--- Begin Record excerpts ---

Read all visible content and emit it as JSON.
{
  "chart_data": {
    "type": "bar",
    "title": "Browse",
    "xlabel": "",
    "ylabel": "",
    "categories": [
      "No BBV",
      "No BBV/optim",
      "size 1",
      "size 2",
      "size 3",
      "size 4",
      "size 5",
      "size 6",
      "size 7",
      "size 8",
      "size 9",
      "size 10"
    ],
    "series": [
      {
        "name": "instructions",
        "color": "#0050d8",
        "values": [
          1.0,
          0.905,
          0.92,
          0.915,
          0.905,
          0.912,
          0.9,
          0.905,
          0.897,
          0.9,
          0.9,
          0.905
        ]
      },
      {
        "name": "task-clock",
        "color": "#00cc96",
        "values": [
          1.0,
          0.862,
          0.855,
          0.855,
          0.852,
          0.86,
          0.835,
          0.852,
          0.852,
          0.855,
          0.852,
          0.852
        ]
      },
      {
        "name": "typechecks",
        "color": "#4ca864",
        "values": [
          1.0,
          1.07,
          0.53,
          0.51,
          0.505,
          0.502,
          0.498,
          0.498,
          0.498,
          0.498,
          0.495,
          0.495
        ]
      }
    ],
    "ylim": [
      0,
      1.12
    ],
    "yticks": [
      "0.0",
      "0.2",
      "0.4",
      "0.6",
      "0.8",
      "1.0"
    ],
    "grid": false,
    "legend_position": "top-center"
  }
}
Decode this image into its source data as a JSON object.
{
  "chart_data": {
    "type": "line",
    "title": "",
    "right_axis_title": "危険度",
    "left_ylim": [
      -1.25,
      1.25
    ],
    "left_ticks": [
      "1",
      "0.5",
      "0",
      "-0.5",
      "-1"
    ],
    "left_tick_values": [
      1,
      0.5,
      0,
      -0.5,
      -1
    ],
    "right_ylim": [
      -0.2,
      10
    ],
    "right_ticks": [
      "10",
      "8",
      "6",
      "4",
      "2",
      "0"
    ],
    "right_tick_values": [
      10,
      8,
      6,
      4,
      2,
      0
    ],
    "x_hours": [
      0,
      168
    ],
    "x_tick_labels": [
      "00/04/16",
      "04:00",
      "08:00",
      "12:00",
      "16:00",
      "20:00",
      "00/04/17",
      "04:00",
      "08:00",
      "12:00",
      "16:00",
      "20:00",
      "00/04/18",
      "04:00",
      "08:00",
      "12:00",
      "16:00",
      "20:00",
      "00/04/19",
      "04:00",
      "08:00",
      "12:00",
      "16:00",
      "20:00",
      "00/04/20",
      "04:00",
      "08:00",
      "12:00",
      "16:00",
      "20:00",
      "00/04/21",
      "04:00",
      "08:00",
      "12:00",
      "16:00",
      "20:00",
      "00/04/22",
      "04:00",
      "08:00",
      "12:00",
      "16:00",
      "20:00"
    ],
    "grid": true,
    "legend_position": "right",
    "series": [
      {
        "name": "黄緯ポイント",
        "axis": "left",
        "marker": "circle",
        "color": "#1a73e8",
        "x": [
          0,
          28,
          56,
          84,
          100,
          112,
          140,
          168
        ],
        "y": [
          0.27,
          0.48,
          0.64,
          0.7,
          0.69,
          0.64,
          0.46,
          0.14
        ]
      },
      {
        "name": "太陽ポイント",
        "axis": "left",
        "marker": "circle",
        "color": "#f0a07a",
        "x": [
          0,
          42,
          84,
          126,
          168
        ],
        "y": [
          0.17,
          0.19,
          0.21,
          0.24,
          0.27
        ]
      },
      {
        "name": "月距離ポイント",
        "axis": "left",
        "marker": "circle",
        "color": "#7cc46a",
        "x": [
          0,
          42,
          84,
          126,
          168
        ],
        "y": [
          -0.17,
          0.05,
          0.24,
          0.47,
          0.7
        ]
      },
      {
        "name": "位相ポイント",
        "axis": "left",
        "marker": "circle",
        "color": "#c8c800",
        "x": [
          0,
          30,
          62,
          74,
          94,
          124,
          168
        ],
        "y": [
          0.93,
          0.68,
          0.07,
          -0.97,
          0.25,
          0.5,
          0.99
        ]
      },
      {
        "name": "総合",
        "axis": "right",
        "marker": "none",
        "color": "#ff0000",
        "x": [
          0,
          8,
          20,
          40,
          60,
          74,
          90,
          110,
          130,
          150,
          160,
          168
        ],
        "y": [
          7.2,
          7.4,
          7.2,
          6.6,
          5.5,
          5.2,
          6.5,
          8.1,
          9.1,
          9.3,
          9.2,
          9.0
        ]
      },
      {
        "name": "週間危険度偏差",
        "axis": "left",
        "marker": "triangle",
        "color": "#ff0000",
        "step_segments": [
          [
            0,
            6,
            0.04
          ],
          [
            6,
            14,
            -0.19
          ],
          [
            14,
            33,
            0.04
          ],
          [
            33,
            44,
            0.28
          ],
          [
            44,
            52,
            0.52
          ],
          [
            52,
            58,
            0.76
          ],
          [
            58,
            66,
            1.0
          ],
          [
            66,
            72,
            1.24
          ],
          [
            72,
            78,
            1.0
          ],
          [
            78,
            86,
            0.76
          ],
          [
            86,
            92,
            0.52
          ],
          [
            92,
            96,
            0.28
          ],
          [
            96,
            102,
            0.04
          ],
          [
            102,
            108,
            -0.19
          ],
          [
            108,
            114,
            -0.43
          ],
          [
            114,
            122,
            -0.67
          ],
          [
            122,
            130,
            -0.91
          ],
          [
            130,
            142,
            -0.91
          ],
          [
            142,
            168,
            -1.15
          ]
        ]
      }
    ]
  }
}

--- End Record excerpts ---

- **Do this**
Search the entries for the word "JSON" and gather every line where it appears.

- **Exercise result**
Read all visible content and emit it as JSON.
Decode this image into its source data as a JSON object.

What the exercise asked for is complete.